> [Data lines]:
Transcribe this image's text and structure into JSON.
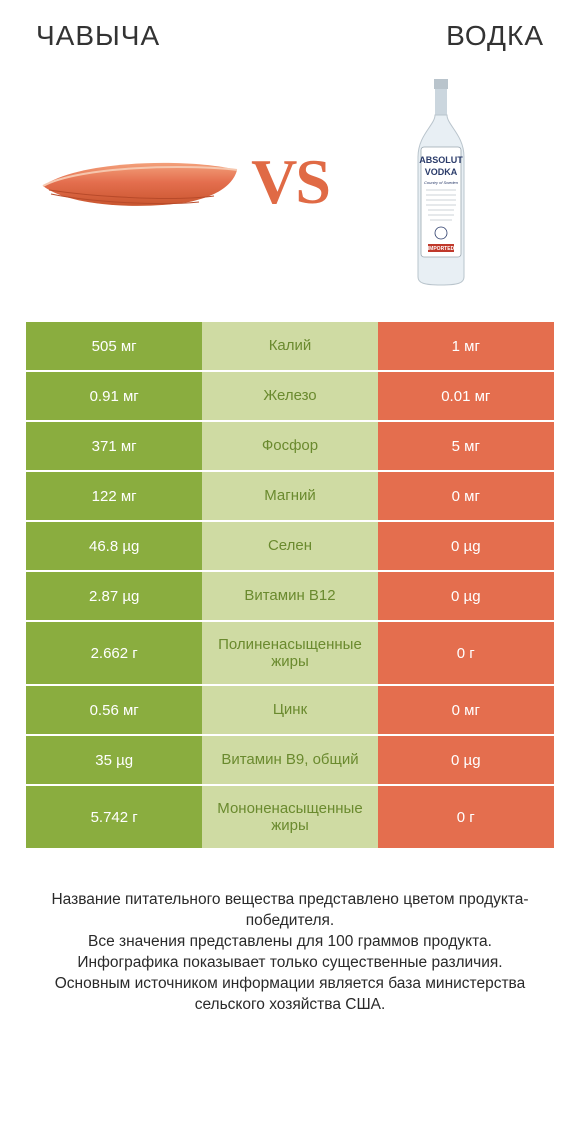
{
  "titles": {
    "left": "ЧАВЫЧА",
    "right": "ВОДКА"
  },
  "vs": "VS",
  "chart": {
    "colors": {
      "left": "#8aad3f",
      "mid": "#cfdba3",
      "right": "#e46e4e",
      "mid_text_winner_left": "#6a8a2e",
      "mid_text_winner_right": "#c9562f",
      "cell_text": "#ffffff"
    },
    "rows": [
      {
        "left": "505 мг",
        "label": "Калий",
        "right": "1 мг",
        "winner": "left",
        "tall": false
      },
      {
        "left": "0.91 мг",
        "label": "Железо",
        "right": "0.01 мг",
        "winner": "left",
        "tall": false
      },
      {
        "left": "371 мг",
        "label": "Фосфор",
        "right": "5 мг",
        "winner": "left",
        "tall": false
      },
      {
        "left": "122 мг",
        "label": "Магний",
        "right": "0 мг",
        "winner": "left",
        "tall": false
      },
      {
        "left": "46.8 µg",
        "label": "Селен",
        "right": "0 µg",
        "winner": "left",
        "tall": false
      },
      {
        "left": "2.87 µg",
        "label": "Витамин B12",
        "right": "0 µg",
        "winner": "left",
        "tall": false
      },
      {
        "left": "2.662 г",
        "label": "Полиненасыщенные жиры",
        "right": "0 г",
        "winner": "left",
        "tall": true
      },
      {
        "left": "0.56 мг",
        "label": "Цинк",
        "right": "0 мг",
        "winner": "left",
        "tall": false
      },
      {
        "left": "35 µg",
        "label": "Витамин B9, общий",
        "right": "0 µg",
        "winner": "left",
        "tall": false
      },
      {
        "left": "5.742 г",
        "label": "Мононенасыщенные жиры",
        "right": "0 г",
        "winner": "left",
        "tall": true
      }
    ]
  },
  "footnote": "Название питательного вещества представлено цветом продукта-победителя.\nВсе значения представлены для 100 граммов продукта.\nИнфографика показывает только существенные различия.\nОсновным источником информации является база министерства сельского хозяйства США.",
  "salmon_colors": {
    "top": "#f3a07a",
    "mid": "#e46e4e",
    "bottom": "#c9562f"
  },
  "bottle_colors": {
    "glass": "#dbe6ee",
    "cap": "#b9c4cc",
    "label": "#ffffff",
    "label_border": "#9aa7b0",
    "text": "#2a3b6a",
    "red": "#c0392b"
  }
}
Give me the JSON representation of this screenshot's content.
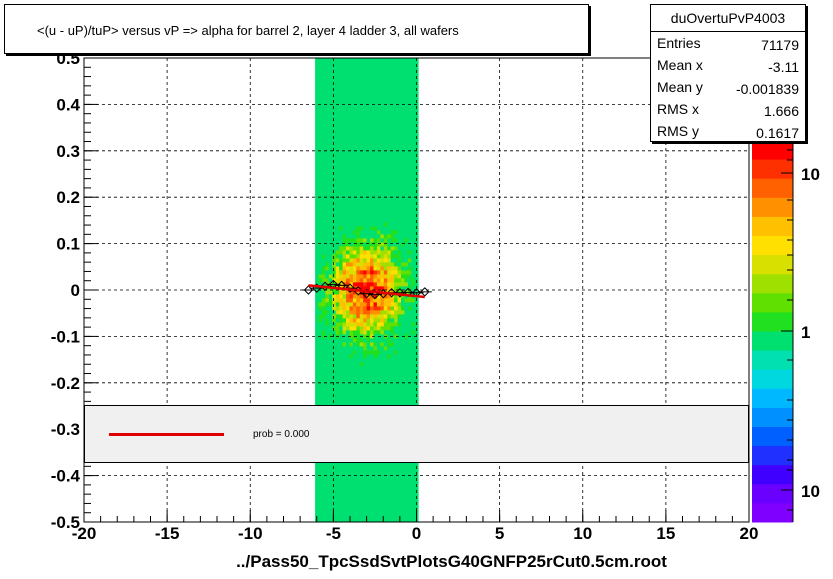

> [Set task]: Quote the entries in full. Any image among them is to be omitted from the copy.

> [Written response]:
Transcribe this image's text and structure into JSON.
{
  "titles": {
    "left": "ЧАВЫЧА",
    "right": "ВОДКА"
  },
  "vs": "VS",
  "chart": {
    "colors": {
      "left": "#8aad3f",
      "mid": "#cfdba3",
      "right": "#e46e4e",
      "mid_text_winner_left": "#6a8a2e",
      "mid_text_winner_right": "#c9562f",
      "cell_text": "#ffffff"
    },
    "rows": [
      {
        "left": "505 мг",
        "label": "Калий",
        "right": "1 мг",
        "winner": "left",
        "tall": false
      },
      {
        "left": "0.91 мг",
        "label": "Железо",
        "right": "0.01 мг",
        "winner": "left",
        "tall": false
      },
      {
        "left": "371 мг",
        "label": "Фосфор",
        "right": "5 мг",
        "winner": "left",
        "tall": false
      },
      {
        "left": "122 мг",
        "label": "Магний",
        "right": "0 мг",
        "winner": "left",
        "tall": false
      },
      {
        "left": "46.8 µg",
        "label": "Селен",
        "right": "0 µg",
        "winner": "left",
        "tall": false
      },
      {
        "left": "2.87 µg",
        "label": "Витамин B12",
        "right": "0 µg",
        "winner": "left",
        "tall": false
      },
      {
        "left": "2.662 г",
        "label": "Полиненасыщенные жиры",
        "right": "0 г",
        "winner": "left",
        "tall": true
      },
      {
        "left": "0.56 мг",
        "label": "Цинк",
        "right": "0 мг",
        "winner": "left",
        "tall": false
      },
      {
        "left": "35 µg",
        "label": "Витамин B9, общий",
        "right": "0 µg",
        "winner": "left",
        "tall": false
      },
      {
        "left": "5.742 г",
        "label": "Мононенасыщенные жиры",
        "right": "0 г",
        "winner": "left",
        "tall": true
      }
    ]
  },
  "footnote": "Название питательного вещества представлено цветом продукта-победителя.\nВсе значения представлены для 100 граммов продукта.\nИнфографика показывает только существенные различия.\nОсновным источником информации является база министерства сельского хозяйства США.",
  "salmon_colors": {
    "top": "#f3a07a",
    "mid": "#e46e4e",
    "bottom": "#c9562f"
  },
  "bottle_colors": {
    "glass": "#dbe6ee",
    "cap": "#b9c4cc",
    "label": "#ffffff",
    "label_border": "#9aa7b0",
    "text": "#2a3b6a",
    "red": "#c0392b"
  }
}
Give me the JSON representation of this screenshot's content.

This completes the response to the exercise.